--- Start ---

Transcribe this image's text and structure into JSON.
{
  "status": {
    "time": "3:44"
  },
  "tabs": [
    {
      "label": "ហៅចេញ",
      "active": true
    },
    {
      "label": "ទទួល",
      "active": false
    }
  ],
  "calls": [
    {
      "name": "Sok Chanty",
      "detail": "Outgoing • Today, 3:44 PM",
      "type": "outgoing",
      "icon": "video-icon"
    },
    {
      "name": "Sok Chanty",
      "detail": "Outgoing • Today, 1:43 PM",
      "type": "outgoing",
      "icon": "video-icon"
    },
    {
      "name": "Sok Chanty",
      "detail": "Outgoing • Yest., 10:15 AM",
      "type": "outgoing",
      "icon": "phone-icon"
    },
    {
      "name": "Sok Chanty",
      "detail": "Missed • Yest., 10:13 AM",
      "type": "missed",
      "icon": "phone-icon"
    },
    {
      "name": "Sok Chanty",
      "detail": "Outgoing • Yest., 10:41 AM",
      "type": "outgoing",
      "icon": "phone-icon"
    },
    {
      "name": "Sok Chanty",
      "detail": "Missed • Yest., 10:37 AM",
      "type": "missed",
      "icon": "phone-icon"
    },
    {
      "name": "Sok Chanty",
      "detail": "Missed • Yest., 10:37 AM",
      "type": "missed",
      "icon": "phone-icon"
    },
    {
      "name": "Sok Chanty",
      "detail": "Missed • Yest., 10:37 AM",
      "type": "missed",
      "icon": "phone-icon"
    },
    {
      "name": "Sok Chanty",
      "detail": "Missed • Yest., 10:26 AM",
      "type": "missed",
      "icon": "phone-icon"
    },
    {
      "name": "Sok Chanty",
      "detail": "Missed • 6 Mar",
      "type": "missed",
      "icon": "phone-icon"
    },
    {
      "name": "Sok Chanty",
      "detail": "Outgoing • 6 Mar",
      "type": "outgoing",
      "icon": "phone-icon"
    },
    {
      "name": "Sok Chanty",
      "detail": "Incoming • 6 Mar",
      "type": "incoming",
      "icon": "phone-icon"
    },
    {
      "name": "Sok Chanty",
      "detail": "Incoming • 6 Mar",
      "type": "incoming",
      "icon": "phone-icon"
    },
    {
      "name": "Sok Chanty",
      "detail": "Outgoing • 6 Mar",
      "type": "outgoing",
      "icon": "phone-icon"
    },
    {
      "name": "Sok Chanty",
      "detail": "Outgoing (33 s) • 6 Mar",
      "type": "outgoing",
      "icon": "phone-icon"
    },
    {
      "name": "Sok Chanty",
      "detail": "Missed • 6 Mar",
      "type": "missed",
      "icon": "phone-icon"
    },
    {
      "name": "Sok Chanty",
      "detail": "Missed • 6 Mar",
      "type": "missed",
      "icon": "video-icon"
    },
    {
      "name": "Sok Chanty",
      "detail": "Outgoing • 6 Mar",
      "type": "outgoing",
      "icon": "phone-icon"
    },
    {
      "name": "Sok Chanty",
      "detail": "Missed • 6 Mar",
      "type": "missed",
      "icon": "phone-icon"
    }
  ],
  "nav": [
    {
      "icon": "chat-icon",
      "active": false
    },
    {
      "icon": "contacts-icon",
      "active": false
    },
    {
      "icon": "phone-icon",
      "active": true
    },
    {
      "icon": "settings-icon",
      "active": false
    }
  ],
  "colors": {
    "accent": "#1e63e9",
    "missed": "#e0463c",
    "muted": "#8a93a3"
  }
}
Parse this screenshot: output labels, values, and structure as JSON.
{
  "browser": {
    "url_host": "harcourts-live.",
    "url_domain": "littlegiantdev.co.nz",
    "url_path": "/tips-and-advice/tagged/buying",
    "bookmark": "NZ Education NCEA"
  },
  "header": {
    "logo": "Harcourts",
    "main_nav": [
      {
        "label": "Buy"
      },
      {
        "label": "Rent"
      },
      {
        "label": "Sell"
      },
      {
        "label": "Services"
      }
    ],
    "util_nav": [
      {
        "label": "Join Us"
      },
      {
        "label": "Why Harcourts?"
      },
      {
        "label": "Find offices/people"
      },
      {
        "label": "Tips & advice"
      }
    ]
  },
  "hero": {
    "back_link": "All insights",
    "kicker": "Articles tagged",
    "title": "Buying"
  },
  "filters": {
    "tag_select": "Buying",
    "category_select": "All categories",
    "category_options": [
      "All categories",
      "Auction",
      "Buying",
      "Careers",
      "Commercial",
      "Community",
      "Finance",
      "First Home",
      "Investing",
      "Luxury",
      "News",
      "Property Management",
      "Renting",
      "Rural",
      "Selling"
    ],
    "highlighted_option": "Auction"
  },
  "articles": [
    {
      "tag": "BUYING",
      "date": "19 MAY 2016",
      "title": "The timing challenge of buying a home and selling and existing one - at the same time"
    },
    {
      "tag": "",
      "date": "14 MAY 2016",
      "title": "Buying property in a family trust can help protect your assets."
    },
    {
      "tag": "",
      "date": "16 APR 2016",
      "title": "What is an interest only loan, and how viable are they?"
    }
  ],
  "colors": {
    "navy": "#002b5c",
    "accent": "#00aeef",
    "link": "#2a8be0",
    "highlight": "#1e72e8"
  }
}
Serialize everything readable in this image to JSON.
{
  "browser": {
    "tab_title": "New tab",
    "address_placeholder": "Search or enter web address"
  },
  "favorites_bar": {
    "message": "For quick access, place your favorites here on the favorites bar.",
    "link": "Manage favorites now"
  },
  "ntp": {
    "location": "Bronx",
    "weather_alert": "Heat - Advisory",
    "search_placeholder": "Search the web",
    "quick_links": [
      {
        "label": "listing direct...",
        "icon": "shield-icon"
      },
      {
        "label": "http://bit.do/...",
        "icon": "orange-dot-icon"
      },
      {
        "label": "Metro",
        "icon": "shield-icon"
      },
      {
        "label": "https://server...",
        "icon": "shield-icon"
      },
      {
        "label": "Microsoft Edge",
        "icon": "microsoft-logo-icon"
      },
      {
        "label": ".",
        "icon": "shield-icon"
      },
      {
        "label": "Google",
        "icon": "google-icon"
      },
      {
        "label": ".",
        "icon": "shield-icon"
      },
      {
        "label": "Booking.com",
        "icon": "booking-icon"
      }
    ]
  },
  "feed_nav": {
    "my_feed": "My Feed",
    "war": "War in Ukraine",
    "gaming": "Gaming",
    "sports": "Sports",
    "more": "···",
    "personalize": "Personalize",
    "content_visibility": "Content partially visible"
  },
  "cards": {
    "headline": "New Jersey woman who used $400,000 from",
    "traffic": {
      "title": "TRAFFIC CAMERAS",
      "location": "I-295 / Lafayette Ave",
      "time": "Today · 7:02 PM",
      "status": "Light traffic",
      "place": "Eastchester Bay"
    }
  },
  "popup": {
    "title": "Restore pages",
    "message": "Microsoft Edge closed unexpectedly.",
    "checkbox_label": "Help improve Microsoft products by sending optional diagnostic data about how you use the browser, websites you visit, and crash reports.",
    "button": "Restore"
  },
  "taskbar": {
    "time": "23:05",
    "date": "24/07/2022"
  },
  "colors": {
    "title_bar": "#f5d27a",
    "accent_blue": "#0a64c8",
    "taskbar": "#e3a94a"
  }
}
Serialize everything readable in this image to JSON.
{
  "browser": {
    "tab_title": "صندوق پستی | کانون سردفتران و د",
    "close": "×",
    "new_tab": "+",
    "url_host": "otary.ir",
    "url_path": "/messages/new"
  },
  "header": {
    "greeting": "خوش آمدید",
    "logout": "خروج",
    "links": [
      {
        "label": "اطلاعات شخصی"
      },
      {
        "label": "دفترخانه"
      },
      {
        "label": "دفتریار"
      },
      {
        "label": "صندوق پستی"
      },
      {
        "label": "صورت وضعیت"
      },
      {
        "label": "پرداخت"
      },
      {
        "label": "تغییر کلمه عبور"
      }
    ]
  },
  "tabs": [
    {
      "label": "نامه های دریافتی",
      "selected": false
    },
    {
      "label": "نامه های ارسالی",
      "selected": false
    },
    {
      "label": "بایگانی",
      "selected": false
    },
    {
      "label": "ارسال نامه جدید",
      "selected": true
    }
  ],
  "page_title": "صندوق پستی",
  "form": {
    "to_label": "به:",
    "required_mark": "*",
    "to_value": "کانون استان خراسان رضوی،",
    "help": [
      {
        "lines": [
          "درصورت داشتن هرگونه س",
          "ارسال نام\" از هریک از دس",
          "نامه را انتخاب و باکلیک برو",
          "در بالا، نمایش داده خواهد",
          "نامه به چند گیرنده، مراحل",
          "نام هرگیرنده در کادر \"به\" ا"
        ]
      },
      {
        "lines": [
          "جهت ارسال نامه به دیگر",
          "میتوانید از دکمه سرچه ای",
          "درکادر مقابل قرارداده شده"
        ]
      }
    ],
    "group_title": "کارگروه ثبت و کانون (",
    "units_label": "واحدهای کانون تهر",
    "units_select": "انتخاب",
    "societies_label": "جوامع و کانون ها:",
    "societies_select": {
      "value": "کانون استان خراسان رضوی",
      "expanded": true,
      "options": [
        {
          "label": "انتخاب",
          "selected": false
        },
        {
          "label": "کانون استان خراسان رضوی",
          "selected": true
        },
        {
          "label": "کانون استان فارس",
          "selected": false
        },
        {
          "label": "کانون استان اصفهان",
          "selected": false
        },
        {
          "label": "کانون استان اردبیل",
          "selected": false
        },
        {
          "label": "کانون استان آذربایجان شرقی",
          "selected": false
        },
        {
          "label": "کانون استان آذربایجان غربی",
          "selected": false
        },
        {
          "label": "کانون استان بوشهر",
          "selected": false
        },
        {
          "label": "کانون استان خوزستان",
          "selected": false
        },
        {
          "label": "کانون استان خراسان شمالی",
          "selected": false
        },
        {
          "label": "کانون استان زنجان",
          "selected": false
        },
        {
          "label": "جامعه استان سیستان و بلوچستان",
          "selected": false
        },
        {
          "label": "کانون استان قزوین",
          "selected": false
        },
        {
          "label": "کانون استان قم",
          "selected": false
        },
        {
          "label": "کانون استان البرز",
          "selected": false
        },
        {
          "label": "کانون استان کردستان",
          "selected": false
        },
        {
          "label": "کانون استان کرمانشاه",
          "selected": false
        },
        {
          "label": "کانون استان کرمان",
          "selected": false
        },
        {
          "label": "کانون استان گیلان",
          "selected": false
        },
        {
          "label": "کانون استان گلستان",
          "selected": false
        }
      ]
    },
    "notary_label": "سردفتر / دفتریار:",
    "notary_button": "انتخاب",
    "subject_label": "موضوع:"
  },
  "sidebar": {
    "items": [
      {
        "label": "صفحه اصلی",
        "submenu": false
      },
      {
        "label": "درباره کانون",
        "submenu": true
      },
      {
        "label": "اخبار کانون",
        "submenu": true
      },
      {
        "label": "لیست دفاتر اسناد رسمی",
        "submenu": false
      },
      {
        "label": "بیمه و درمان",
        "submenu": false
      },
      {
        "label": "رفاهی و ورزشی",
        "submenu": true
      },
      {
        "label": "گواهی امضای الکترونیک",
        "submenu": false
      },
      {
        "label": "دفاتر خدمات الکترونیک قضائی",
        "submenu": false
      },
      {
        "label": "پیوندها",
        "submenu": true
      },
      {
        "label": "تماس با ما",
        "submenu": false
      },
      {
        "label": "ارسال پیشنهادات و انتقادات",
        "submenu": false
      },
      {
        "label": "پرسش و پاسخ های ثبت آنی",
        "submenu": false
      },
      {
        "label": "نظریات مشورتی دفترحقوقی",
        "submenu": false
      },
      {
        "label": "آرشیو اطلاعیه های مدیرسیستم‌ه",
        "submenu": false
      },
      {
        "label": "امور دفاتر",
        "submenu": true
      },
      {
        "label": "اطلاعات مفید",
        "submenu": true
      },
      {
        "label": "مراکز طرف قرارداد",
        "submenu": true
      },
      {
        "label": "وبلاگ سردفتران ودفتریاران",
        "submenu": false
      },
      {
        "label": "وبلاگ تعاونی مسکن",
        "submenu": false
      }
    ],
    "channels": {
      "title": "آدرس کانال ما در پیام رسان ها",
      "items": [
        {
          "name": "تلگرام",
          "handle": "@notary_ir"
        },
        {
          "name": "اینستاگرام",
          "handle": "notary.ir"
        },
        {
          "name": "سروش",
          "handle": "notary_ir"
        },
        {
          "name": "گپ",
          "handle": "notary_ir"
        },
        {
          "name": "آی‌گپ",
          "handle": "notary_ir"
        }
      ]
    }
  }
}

--- End ---

PROMPT: Look for the word "Auction" and return every line where it occurs.

RESPONSE TO THE EXERCISE:
      "Auction",
    "highlighted_option": "Auction"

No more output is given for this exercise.